The problem: Below are some records. Copy every line in them that holds "structured".

Material to process:
## Begin

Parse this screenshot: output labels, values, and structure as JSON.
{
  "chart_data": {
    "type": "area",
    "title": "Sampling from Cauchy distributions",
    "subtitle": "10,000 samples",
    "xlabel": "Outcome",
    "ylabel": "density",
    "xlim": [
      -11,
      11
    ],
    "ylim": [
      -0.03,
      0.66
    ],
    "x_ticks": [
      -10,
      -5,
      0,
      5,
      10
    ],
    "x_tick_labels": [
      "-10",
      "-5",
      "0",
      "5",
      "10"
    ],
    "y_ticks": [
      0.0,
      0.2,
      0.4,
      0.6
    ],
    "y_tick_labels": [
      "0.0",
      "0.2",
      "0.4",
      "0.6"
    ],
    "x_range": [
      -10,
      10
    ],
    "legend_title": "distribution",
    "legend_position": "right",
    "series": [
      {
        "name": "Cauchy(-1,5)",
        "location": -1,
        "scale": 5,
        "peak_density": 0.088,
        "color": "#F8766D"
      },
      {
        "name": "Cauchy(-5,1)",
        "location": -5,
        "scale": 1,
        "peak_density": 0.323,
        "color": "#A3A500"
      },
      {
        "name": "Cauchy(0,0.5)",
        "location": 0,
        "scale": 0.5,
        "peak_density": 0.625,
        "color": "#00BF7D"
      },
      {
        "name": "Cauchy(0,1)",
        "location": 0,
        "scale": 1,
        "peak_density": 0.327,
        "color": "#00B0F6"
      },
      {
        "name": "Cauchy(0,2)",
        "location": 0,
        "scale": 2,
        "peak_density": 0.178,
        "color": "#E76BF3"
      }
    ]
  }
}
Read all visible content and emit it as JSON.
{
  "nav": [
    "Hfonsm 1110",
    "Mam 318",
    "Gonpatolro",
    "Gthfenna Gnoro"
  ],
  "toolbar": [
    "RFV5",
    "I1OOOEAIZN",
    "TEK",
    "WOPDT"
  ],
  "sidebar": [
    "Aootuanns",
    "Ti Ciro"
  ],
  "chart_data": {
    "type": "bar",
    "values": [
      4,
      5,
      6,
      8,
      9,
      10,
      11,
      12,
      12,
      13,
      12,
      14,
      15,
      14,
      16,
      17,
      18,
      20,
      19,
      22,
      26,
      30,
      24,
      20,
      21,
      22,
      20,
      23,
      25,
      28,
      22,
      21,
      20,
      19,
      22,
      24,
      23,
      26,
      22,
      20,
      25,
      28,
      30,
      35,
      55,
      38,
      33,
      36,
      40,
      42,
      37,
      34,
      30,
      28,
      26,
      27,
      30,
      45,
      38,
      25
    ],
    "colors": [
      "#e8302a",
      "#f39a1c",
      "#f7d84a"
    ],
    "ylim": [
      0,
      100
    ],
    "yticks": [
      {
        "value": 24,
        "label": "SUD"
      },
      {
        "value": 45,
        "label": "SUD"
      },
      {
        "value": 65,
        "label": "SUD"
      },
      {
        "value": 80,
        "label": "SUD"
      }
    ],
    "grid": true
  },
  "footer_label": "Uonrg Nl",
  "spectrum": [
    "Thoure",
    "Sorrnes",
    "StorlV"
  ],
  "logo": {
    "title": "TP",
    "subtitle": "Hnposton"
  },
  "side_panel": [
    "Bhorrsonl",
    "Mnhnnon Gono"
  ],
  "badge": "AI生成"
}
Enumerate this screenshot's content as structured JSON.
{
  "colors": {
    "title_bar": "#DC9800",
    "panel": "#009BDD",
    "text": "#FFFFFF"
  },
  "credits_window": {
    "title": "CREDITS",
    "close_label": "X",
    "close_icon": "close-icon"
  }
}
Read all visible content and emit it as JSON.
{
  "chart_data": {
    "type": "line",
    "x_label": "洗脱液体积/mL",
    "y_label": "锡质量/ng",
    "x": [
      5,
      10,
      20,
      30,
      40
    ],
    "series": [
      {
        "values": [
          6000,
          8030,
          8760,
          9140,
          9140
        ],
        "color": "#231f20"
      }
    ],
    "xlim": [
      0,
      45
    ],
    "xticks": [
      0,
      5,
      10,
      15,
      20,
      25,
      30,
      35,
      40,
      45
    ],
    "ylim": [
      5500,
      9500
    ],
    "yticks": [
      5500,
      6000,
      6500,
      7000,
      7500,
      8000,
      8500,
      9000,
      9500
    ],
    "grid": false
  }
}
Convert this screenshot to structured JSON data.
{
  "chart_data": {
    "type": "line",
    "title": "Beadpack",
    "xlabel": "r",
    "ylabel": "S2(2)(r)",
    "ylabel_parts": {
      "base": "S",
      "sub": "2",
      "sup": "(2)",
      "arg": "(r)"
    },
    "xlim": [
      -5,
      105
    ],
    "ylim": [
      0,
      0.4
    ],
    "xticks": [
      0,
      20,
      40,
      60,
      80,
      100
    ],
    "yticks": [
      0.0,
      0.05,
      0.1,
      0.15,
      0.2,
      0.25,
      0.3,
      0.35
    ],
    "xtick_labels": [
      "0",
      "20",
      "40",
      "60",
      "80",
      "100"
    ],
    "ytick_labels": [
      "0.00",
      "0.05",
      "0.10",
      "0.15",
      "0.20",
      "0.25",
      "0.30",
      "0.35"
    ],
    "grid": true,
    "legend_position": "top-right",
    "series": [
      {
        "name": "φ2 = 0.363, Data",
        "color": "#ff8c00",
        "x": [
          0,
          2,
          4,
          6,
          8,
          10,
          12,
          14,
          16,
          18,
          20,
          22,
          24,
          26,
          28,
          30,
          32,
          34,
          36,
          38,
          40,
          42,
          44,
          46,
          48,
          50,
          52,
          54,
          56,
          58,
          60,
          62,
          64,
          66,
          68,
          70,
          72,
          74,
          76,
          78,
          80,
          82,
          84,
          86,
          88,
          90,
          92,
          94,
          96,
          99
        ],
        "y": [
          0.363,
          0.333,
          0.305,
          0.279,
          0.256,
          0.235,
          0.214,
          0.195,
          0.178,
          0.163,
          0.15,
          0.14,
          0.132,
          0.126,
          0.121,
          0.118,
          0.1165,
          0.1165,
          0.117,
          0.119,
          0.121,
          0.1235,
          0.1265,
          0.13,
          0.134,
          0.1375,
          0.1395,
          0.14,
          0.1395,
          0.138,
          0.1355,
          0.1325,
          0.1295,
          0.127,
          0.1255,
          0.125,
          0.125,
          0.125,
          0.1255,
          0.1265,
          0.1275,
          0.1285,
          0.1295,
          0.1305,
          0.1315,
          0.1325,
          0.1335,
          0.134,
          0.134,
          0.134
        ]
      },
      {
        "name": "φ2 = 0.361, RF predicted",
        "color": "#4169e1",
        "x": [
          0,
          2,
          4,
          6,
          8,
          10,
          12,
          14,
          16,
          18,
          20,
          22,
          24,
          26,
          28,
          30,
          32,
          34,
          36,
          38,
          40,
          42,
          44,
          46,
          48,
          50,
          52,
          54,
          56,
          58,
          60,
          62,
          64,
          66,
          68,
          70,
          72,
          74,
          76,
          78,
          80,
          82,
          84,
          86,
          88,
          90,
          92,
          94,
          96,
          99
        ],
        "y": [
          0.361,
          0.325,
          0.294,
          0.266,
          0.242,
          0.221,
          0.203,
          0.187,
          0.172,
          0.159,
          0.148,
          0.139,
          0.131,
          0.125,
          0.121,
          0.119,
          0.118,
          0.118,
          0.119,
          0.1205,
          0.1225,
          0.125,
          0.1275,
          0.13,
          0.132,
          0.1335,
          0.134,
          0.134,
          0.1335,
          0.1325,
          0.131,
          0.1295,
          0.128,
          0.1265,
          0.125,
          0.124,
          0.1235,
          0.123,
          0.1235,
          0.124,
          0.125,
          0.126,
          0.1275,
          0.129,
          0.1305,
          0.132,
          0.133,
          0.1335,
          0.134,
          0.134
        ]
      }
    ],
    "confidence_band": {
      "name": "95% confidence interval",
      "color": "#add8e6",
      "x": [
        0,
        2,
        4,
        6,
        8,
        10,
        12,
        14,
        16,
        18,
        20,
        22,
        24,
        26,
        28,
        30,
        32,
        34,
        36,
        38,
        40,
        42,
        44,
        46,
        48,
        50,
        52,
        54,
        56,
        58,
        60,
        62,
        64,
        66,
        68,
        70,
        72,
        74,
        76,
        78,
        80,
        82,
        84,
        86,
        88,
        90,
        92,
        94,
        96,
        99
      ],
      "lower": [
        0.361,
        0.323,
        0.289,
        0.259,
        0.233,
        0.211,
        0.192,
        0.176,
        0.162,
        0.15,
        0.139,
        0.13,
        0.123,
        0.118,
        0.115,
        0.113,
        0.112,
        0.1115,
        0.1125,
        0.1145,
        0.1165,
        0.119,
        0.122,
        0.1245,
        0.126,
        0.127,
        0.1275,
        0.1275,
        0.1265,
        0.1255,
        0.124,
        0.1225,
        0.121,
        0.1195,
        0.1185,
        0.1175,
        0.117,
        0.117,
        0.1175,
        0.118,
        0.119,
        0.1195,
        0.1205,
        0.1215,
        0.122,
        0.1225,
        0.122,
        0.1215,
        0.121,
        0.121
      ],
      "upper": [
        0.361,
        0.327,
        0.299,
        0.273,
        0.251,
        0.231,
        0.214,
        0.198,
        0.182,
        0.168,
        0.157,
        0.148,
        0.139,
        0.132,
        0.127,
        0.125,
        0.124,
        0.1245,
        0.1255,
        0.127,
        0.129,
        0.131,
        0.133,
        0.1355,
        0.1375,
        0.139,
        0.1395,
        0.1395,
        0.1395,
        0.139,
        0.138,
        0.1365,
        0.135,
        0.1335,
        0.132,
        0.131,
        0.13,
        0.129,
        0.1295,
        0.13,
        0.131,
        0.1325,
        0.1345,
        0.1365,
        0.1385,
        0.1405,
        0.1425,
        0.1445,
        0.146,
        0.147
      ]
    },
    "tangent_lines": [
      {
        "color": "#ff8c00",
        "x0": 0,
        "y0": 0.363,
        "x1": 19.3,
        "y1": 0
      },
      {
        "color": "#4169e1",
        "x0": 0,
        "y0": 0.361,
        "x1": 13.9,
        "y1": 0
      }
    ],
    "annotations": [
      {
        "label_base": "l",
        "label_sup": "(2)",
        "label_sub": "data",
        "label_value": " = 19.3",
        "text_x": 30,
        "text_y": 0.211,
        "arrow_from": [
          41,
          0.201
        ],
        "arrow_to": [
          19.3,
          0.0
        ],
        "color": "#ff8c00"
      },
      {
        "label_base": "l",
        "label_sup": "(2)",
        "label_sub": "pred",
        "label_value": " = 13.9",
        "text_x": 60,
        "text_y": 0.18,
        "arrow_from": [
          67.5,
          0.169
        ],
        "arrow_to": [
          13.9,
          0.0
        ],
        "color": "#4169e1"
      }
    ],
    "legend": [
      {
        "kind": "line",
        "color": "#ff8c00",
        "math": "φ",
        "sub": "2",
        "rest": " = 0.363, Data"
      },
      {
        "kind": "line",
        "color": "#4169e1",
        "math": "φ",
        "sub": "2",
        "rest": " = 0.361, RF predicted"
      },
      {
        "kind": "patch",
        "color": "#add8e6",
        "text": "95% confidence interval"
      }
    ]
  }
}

## End

Solved problem:
Enumerate this screenshot's content as structured JSON.
Convert this screenshot to structured JSON data.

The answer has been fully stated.